**** Available records
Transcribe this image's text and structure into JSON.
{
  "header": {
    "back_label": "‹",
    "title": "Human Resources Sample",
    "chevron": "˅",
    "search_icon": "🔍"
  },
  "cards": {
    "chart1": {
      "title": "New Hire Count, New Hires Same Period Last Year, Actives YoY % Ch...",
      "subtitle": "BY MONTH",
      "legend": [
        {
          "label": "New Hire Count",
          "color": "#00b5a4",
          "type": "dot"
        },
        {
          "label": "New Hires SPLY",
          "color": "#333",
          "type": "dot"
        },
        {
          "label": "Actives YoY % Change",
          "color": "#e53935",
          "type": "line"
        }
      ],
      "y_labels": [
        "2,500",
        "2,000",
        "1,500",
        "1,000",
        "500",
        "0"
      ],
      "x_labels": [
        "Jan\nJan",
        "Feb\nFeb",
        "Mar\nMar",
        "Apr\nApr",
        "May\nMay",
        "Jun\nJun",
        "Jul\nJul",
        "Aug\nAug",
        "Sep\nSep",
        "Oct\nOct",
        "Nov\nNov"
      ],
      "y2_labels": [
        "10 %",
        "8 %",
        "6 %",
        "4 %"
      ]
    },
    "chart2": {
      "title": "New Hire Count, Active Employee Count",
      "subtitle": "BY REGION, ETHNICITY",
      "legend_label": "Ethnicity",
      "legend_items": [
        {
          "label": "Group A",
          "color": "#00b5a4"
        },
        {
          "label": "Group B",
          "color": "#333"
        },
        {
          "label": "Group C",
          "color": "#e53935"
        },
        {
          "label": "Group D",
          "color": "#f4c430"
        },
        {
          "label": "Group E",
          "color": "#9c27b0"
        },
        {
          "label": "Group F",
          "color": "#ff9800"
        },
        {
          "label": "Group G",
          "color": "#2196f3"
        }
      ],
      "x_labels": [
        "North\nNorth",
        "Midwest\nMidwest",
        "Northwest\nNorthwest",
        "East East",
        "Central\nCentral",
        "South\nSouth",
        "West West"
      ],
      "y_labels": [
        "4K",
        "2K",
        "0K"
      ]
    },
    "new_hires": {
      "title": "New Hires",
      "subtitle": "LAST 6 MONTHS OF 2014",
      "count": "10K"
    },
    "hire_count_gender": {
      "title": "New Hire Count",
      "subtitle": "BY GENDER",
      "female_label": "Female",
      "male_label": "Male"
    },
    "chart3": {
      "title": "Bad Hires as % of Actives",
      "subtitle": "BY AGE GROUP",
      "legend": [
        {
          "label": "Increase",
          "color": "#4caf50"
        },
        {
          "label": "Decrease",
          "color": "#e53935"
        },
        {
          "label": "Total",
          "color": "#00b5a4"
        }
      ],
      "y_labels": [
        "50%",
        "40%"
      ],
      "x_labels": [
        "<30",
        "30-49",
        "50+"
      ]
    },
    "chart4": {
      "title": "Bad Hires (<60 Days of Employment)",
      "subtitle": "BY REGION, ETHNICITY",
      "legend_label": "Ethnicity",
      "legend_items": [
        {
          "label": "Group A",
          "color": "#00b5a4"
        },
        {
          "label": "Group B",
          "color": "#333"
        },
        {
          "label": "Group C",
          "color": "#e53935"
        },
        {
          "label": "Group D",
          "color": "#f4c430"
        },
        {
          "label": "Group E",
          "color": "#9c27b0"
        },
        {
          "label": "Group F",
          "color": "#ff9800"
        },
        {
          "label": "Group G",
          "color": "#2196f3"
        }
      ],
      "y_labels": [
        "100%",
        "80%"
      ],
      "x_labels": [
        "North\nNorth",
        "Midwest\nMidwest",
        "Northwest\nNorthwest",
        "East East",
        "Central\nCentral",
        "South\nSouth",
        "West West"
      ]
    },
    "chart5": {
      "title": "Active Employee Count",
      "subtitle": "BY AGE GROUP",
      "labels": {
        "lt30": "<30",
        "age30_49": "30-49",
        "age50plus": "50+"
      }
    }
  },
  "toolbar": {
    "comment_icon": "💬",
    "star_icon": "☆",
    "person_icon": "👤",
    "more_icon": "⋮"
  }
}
********
**What is expected:** Repeat every line of the records above exactly.

**Task response:**
Transcribe this image's text and structure into JSON.
{
  "header": {
    "back_label": "‹",
    "title": "Human Resources Sample",
    "chevron": "˅",
    "search_icon": "🔍"
  },
  "cards": {
    "chart1": {
      "title": "New Hire Count, New Hires Same Period Last Year, Actives YoY % Ch...",
      "subtitle": "BY MONTH",
      "legend": [
        {
          "label": "New Hire Count",
          "color": "#00b5a4",
          "type": "dot"
        },
        {
          "label": "New Hires SPLY",
          "color": "#333",
          "type": "dot"
        },
        {
          "label": "Actives YoY % Change",
          "color": "#e53935",
          "type": "line"
        }
      ],
      "y_labels": [
        "2,500",
        "2,000",
        "1,500",
        "1,000",
        "500",
        "0"
      ],
      "x_labels": [
        "Jan\nJan",
        "Feb\nFeb",
        "Mar\nMar",
        "Apr\nApr",
        "May\nMay",
        "Jun\nJun",
        "Jul\nJul",
        "Aug\nAug",
        "Sep\nSep",
        "Oct\nOct",
        "Nov\nNov"
      ],
      "y2_labels": [
        "10 %",
        "8 %",
        "6 %",
        "4 %"
      ]
    },
    "chart2": {
      "title": "New Hire Count, Active Employee Count",
      "subtitle": "BY REGION, ETHNICITY",
      "legend_label": "Ethnicity",
      "legend_items": [
        {
          "label": "Group A",
          "color": "#00b5a4"
        },
        {
          "label": "Group B",
          "color": "#333"
        },
        {
          "label": "Group C",
          "color": "#e53935"
        },
        {
          "label": "Group D",
          "color": "#f4c430"
        },
        {
          "label": "Group E",
          "color": "#9c27b0"
        },
        {
          "label": "Group F",
          "color": "#ff9800"
        },
        {
          "label": "Group G",
          "color": "#2196f3"
        }
      ],
      "x_labels": [
        "North\nNorth",
        "Midwest\nMidwest",
        "Northwest\nNorthwest",
        "East East",
        "Central\nCentral",
        "South\nSouth",
        "West West"
      ],
      "y_labels": [
        "4K",
        "2K",
        "0K"
      ]
    },
    "new_hires": {
      "title": "New Hires",
      "subtitle": "LAST 6 MONTHS OF 2014",
      "count": "10K"
    },
    "hire_count_gender": {
      "title": "New Hire Count",
      "subtitle": "BY GENDER",
      "female_label": "Female",
      "male_label": "Male"
    },
    "chart3": {
      "title": "Bad Hires as % of Actives",
      "subtitle": "BY AGE GROUP",
      "legend": [
        {
          "label": "Increase",
          "color": "#4caf50"
        },
        {
          "label": "Decrease",
          "color": "#e53935"
        },
        {
          "label": "Total",
          "color": "#00b5a4"
        }
      ],
      "y_labels": [
        "50%",
        "40%"
      ],
      "x_labels": [
        "<30",
        "30-49",
        "50+"
      ]
    },
    "chart4": {
      "title": "Bad Hires (<60 Days of Employment)",
      "subtitle": "BY REGION, ETHNICITY",
      "legend_label": "Ethnicity",
      "legend_items": [
        {
          "label": "Group A",
          "color": "#00b5a4"
        },
        {
          "label": "Group B",
          "color": "#333"
        },
        {
          "label": "Group C",
          "color": "#e53935"
        },
        {
          "label": "Group D",
          "color": "#f4c430"
        },
        {
          "label": "Group E",
          "color": "#9c27b0"
        },
        {
          "label": "Group F",
          "color": "#ff9800"
        },
        {
          "label": "Group G",
          "color": "#2196f3"
        }
      ],
      "y_labels": [
        "100%",
        "80%"
      ],
      "x_labels": [
        "North\nNorth",
        "Midwest\nMidwest",
        "Northwest\nNorthwest",
        "East East",
        "Central\nCentral",
        "South\nSouth",
        "West West"
      ]
    },
    "chart5": {
      "title": "Active Employee Count",
      "subtitle": "BY AGE GROUP",
      "labels": {
        "lt30": "<30",
        "age30_49": "30-49",
        "age50plus": "50+"
      }
    }
  },
  "toolbar": {
    "comment_icon": "💬",
    "star_icon": "☆",
    "person_icon": "👤",
    "more_icon": "⋮"
  }
}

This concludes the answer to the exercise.